• _Data for this exercise_:

··········

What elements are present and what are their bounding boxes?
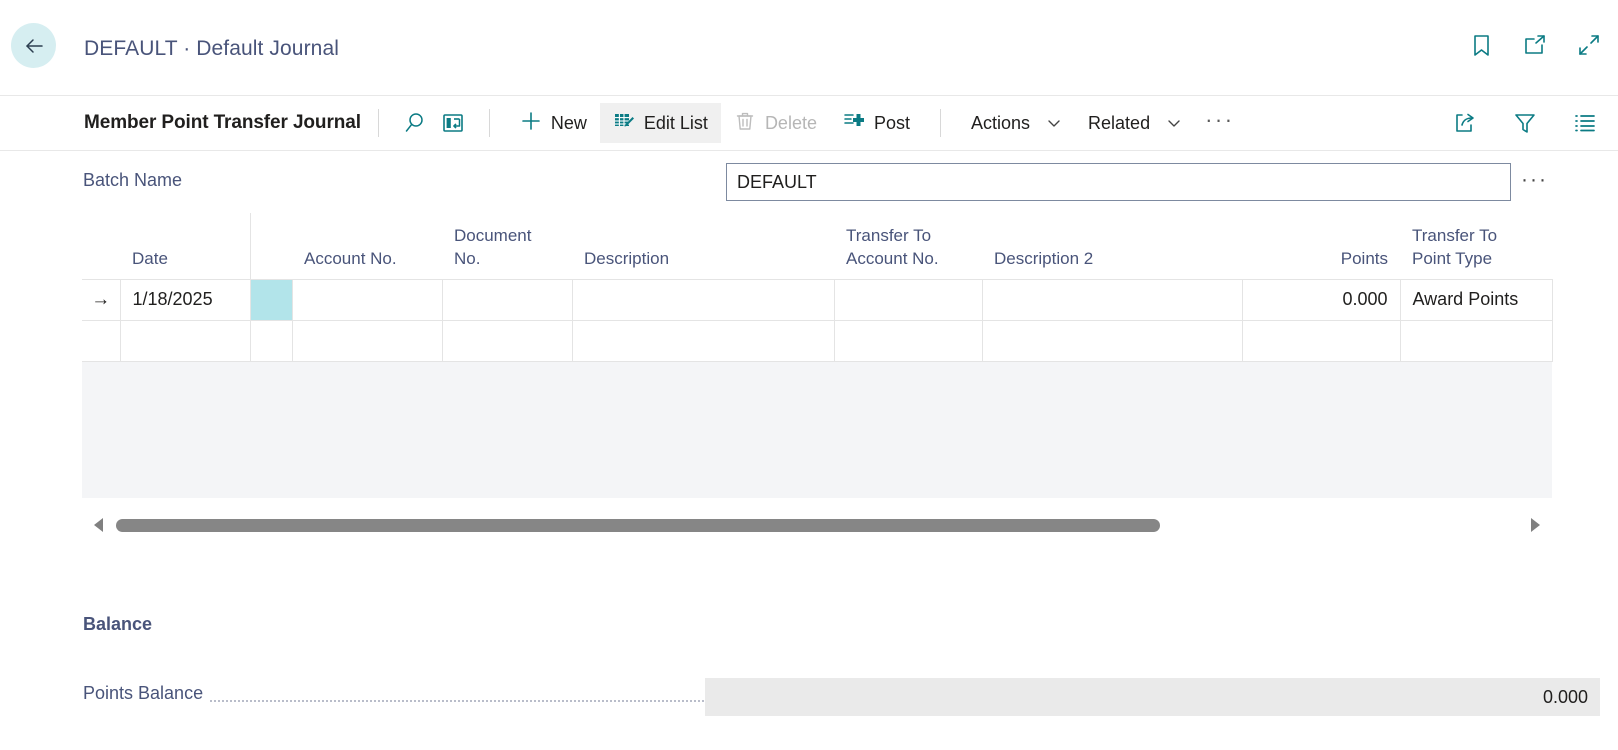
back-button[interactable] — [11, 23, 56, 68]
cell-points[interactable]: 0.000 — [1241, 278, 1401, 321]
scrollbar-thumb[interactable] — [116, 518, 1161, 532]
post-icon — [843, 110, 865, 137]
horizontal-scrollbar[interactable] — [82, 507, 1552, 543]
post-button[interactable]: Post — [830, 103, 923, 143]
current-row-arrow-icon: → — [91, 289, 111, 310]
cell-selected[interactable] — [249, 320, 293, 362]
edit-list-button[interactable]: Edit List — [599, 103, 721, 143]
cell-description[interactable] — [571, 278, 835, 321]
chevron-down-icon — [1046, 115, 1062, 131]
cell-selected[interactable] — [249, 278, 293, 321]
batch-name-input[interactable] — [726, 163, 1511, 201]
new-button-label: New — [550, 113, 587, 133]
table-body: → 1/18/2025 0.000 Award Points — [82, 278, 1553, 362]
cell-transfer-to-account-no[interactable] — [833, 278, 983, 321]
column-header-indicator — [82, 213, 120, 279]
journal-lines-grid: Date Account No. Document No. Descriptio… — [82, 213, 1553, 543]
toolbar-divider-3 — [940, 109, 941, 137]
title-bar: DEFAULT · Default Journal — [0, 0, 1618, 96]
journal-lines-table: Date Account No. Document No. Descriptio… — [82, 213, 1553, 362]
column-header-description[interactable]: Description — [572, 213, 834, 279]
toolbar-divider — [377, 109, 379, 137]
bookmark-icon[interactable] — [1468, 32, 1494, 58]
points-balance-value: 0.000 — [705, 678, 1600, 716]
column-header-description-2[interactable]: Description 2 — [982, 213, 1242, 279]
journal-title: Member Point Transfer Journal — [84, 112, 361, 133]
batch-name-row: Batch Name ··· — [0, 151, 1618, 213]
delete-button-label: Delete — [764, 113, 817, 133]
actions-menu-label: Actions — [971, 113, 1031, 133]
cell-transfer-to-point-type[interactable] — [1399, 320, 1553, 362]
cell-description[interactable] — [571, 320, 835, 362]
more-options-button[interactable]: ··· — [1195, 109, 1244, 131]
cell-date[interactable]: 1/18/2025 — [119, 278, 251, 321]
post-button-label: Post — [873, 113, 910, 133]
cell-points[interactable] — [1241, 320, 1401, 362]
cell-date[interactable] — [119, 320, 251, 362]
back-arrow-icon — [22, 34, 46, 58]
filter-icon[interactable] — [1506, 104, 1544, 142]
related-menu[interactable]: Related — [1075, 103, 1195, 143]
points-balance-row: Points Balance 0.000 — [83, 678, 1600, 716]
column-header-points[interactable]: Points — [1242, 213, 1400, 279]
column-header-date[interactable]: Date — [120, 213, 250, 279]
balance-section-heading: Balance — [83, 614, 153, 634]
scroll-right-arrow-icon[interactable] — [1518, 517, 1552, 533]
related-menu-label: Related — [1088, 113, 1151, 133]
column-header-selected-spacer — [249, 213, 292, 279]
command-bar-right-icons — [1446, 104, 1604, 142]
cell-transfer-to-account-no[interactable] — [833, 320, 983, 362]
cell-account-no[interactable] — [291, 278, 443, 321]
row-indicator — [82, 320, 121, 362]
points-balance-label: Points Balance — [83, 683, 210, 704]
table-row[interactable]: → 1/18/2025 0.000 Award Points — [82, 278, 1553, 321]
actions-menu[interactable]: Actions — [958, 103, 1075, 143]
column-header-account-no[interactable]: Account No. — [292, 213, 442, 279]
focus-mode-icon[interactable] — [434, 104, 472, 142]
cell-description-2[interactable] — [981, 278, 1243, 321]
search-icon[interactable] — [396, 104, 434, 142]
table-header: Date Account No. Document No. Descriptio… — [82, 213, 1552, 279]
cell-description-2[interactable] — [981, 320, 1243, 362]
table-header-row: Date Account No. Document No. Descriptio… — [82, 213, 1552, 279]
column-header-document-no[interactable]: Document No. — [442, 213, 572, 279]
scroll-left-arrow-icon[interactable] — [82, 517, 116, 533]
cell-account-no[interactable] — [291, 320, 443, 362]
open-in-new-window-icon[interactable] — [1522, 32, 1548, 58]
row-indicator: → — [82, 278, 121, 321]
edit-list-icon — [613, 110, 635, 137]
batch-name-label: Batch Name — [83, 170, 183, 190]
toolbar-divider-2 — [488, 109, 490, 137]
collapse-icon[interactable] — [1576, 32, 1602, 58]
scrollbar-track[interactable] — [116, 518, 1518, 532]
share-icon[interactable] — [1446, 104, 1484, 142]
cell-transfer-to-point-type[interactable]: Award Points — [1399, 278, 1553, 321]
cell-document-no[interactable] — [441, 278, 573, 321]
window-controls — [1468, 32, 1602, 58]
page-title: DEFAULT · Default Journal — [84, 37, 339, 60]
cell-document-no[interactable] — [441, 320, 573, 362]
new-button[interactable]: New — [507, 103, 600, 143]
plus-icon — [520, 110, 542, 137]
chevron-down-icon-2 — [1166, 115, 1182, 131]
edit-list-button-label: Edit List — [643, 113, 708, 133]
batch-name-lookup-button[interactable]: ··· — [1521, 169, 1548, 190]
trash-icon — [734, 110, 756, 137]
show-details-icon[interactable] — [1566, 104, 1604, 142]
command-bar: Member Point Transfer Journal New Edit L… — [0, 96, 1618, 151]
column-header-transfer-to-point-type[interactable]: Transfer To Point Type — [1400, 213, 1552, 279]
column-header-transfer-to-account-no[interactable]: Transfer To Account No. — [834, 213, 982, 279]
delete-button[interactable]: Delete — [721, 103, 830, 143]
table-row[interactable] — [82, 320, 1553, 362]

··········

• _Given task_: Please rewrite the material between the lines holding "back-button[interactable] — [11, 23, 56, 68]" and "horizontal-scrollbar[interactable] — [82, 507, 1552, 543]", inclusive, changing "post-icon" to "send-icon" and keeping all else the same. Give only those lines.

• _Solution below_:
back-button[interactable] — [11, 23, 56, 68]
cell-points[interactable]: 0.000 — [1241, 278, 1401, 321]
scrollbar-thumb[interactable] — [116, 518, 1161, 532]
send-icon — [843, 110, 865, 137]
horizontal-scrollbar[interactable] — [82, 507, 1552, 543]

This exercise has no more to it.